Write out each line beneath this one exactly as it reads.

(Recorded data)
....

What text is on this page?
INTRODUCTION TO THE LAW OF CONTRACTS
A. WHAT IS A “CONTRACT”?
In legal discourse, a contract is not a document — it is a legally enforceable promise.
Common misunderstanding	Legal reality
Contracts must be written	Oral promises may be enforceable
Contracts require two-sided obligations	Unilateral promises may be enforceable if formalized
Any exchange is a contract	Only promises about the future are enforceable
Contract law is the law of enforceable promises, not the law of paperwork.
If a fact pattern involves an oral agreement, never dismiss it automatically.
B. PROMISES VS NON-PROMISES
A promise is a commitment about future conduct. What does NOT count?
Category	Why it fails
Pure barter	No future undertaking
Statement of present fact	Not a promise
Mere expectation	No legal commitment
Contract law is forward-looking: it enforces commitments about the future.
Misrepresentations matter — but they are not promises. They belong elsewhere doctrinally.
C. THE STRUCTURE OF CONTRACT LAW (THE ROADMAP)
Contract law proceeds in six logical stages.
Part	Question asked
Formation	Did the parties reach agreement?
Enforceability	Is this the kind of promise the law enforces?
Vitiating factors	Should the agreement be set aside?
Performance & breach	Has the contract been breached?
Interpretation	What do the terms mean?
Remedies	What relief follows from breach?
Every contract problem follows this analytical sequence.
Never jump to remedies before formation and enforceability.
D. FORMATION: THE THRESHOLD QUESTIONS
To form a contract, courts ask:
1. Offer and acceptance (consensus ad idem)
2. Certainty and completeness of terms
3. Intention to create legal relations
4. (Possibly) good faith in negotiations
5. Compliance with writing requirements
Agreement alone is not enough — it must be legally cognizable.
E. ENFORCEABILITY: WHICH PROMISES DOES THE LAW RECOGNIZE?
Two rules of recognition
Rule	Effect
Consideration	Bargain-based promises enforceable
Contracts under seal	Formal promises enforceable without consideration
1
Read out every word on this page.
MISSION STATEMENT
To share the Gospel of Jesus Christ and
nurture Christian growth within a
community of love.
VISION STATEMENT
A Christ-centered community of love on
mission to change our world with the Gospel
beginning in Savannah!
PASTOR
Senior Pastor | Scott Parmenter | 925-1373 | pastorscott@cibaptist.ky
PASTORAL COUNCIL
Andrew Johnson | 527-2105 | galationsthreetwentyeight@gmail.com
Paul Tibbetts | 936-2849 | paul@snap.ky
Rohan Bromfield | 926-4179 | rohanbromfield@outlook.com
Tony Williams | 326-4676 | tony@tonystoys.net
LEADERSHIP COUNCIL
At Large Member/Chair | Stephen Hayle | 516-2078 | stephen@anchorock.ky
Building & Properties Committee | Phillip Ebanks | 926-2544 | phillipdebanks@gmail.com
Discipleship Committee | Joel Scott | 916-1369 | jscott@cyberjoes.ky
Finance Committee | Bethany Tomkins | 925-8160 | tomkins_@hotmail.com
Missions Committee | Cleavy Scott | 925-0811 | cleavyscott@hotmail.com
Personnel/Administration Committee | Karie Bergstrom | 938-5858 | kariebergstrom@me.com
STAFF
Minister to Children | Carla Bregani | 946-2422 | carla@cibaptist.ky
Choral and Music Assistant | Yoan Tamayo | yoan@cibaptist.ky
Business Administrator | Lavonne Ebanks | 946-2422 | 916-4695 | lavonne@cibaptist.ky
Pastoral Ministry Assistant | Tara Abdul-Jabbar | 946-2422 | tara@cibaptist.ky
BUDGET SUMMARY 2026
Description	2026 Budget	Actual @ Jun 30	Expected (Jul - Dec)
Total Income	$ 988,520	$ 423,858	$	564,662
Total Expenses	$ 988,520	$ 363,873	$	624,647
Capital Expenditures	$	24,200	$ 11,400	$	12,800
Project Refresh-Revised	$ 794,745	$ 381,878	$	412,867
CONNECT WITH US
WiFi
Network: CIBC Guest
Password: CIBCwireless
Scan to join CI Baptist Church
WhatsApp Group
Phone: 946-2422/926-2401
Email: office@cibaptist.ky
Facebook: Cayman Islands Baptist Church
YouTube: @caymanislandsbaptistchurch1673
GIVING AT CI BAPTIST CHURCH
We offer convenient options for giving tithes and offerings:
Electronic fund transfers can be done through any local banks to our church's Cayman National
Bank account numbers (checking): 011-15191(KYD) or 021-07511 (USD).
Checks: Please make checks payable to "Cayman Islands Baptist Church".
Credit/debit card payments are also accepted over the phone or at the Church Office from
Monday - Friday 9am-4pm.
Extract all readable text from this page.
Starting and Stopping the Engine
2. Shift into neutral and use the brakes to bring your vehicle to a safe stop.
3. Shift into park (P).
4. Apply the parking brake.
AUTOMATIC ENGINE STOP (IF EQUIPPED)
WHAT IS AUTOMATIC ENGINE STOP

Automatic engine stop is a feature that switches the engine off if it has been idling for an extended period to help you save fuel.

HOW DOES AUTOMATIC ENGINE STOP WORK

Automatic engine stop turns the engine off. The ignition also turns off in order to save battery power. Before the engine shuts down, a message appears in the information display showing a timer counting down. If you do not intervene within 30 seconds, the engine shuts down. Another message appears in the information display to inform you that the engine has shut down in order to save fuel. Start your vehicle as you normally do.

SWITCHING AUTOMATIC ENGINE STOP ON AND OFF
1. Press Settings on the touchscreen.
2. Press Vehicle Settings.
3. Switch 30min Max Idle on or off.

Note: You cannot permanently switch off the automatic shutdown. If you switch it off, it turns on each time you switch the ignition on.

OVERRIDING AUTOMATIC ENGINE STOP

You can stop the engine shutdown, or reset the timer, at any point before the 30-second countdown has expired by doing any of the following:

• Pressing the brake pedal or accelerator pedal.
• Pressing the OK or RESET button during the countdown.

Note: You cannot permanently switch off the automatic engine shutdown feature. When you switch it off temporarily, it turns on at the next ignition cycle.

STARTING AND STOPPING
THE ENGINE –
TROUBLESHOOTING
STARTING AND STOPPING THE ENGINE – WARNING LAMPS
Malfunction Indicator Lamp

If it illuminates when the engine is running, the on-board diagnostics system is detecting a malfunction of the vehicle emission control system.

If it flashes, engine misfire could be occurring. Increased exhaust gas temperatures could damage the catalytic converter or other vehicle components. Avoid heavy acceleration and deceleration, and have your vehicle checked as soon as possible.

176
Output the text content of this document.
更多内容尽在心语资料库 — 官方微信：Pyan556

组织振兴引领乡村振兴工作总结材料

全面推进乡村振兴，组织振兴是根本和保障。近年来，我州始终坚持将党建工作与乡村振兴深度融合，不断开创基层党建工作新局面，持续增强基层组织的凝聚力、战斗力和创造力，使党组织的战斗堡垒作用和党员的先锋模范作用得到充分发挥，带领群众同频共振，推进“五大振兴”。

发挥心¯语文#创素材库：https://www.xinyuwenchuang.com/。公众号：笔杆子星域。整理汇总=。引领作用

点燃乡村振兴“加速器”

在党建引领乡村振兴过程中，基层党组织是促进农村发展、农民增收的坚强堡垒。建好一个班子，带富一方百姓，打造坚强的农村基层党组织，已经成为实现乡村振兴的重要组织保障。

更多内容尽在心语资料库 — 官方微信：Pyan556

....

» **Correct output**
What text is on this page?
INTRODUCTION TO THE LAW OF CONTRACTS
A. WHAT IS A “CONTRACT”?
In legal discourse, a contract is not a document — it is a legally enforceable promise.
Common misunderstanding	Legal reality
Contracts must be written	Oral promises may be enforceable
Contracts require two-sided obligations	Unilateral promises may be enforceable if formalized
Any exchange is a contract	Only promises about the future are enforceable
Contract law is the law of enforceable promises, not the law of paperwork.
If a fact pattern involves an oral agreement, never dismiss it automatically.
B. PROMISES VS NON-PROMISES
A promise is a commitment about future conduct. What does NOT count?
Category	Why it fails
Pure barter	No future undertaking
Statement of present fact	Not a promise
Mere expectation	No legal commitment
Contract law is forward-looking: it enforces commitments about the future.
Misrepresentations matter — but they are not promises. They belong elsewhere doctrinally.
C. THE STRUCTURE OF CONTRACT LAW (THE ROADMAP)
Contract law proceeds in six logical stages.
Part	Question asked
Formation	Did the parties reach agreement?
Enforceability	Is this the kind of promise the law enforces?
Vitiating factors	Should the agreement be set aside?
Performance & breach	Has the contract been breached?
Interpretation	What do the terms mean?
Remedies	What relief follows from breach?
Every contract problem follows this analytical sequence.
Never jump to remedies before formation and enforceability.
D. FORMATION: THE THRESHOLD QUESTIONS
To form a contract, courts ask:
1. Offer and acceptance (consensus ad idem)
2. Certainty and completeness of terms
3. Intention to create legal relations
4. (Possibly) good faith in negotiations
5. Compliance with writing requirements
Agreement alone is not enough — it must be legally cognizable.
E. ENFORCEABILITY: WHICH PROMISES DOES THE LAW RECOGNIZE?
Two rules of recognition
Rule	Effect
Consideration	Bargain-based promises enforceable
Contracts under seal	Formal promises enforceable without consideration
1
Read out every word on this page.
MISSION STATEMENT
To share the Gospel of Jesus Christ and
nurture Christian growth within a
community of love.
VISION STATEMENT
A Christ-centered community of love on
mission to change our world with the Gospel
beginning in Savannah!
PASTOR
Senior Pastor | Scott Parmenter | 925-1373 | pastorscott@cibaptist.ky
PASTORAL COUNCIL
Andrew Johnson | 527-2105 | galationsthreetwentyeight@gmail.com
Paul Tibbetts | 936-2849 | paul@snap.ky
Rohan Bromfield | 926-4179 | rohanbromfield@outlook.com
Tony Williams | 326-4676 | tony@tonystoys.net
LEADERSHIP COUNCIL
At Large Member/Chair | Stephen Hayle | 516-2078 | stephen@anchorock.ky
Building & Properties Committee | Phillip Ebanks | 926-2544 | phillipdebanks@gmail.com
Discipleship Committee | Joel Scott | 916-1369 | jscott@cyberjoes.ky
Finance Committee | Bethany Tomkins | 925-8160 | tomkins_@hotmail.com
Missions Committee | Cleavy Scott | 925-0811 | cleavyscott@hotmail.com
Personnel/Administration Committee | Karie Bergstrom | 938-5858 | kariebergstrom@me.com
STAFF
Minister to Children | Carla Bregani | 946-2422 | carla@cibaptist.ky
Choral and Music Assistant | Yoan Tamayo | yoan@cibaptist.ky
Business Administrator | Lavonne Ebanks | 946-2422 | 916-4695 | lavonne@cibaptist.ky
Pastoral Ministry Assistant | Tara Abdul-Jabbar | 946-2422 | tara@cibaptist.ky
BUDGET SUMMARY 2026
Description	2026 Budget	Actual @ Jun 30	Expected (Jul - Dec)
Total Income	$ 988,520	$ 423,858	$	564,662
Total Expenses	$ 988,520	$ 363,873	$	624,647
Capital Expenditures	$	24,200	$ 11,400	$	12,800
Project Refresh-Revised	$ 794,745	$ 381,878	$	412,867
CONNECT WITH US
WiFi
Network: CIBC Guest
Password: CIBCwireless
Scan to join CI Baptist Church
WhatsApp Group
Phone: 946-2422/926-2401
Email: office@cibaptist.ky
Facebook: Cayman Islands Baptist Church
YouTube: @caymanislandsbaptistchurch1673
GIVING AT CI BAPTIST CHURCH
We offer convenient options for giving tithes and offerings:
Electronic fund transfers can be done through any local banks to our church's Cayman National
Bank account numbers (checking): 011-15191(KYD) or 021-07511 (USD).
Checks: Please make checks payable to "Cayman Islands Baptist Church".
Credit/debit card payments are also accepted over the phone or at the Church Office from
Monday - Friday 9am-4pm.
Extract all readable text from this page.
Starting and Stopping the Engine
2. Shift into neutral and use the brakes to bring your vehicle to a safe stop.
3. Shift into park (P).
4. Apply the parking brake.
AUTOMATIC ENGINE STOP (IF EQUIPPED)
WHAT IS AUTOMATIC ENGINE STOP

Automatic engine stop is a feature that switches the engine off if it has been idling for an extended period to help you save fuel.

HOW DOES AUTOMATIC ENGINE STOP WORK

Automatic engine stop turns the engine off. The ignition also turns off in order to save battery power. Before the engine shuts down, a message appears in the information display showing a timer counting down. If you do not intervene within 30 seconds, the engine shuts down. Another message appears in the information display to inform you that the engine has shut down in order to save fuel. Start your vehicle as you normally do.

SWITCHING AUTOMATIC ENGINE STOP ON AND OFF
1. Press Settings on the touchscreen.
2. Press Vehicle Settings.
3. Switch 30min Max Idle on or off.

Note: You cannot permanently switch off the automatic shutdown. If you switch it off, it turns on each time you switch the ignition on.

OVERRIDING AUTOMATIC ENGINE STOP

You can stop the engine shutdown, or reset the timer, at any point before the 30-second countdown has expired by doing any of the following:

• Pressing the brake pedal or accelerator pedal.
• Pressing the OK or RESET button during the countdown.

Note: You cannot permanently switch off the automatic engine shutdown feature. When you switch it off temporarily, it turns on at the next ignition cycle.

STARTING AND STOPPING
THE ENGINE –
TROUBLESHOOTING
STARTING AND STOPPING THE ENGINE – WARNING LAMPS
Malfunction Indicator Lamp

If it illuminates when the engine is running, the on-board diagnostics system is detecting a malfunction of the vehicle emission control system.

If it flashes, engine misfire could be occurring. Increased exhaust gas temperatures could damage the catalytic converter or other vehicle components. Avoid heavy acceleration and deceleration, and have your vehicle checked as soon as possible.

176
Output the text content of this document.
更多内容尽在心语资料库 — 官方微信：Pyan556

组织振兴引领乡村振兴工作总结材料

全面推进乡村振兴，组织振兴是根本和保障。近年来，我州始终坚持将党建工作与乡村振兴深度融合，不断开创基层党建工作新局面，持续增强基层组织的凝聚力、战斗力和创造力，使党组织的战斗堡垒作用和党员的先锋模范作用得到充分发挥，带领群众同频共振，推进“五大振兴”。

发挥心¯语文#创素材库：https://www.xinyuwenchuang.com/。公众号：笔杆子星域。整理汇总=。引领作用

点燃乡村振兴“加速器”

在党建引领乡村振兴过程中，基层党组织是促进农村发展、农民增收的坚强堡垒。建好一个班子，带富一方百姓，打造坚强的农村基层党组织，已经成为实现乡村振兴的重要组织保障。

更多内容尽在心语资料库 — 官方微信：Pyan556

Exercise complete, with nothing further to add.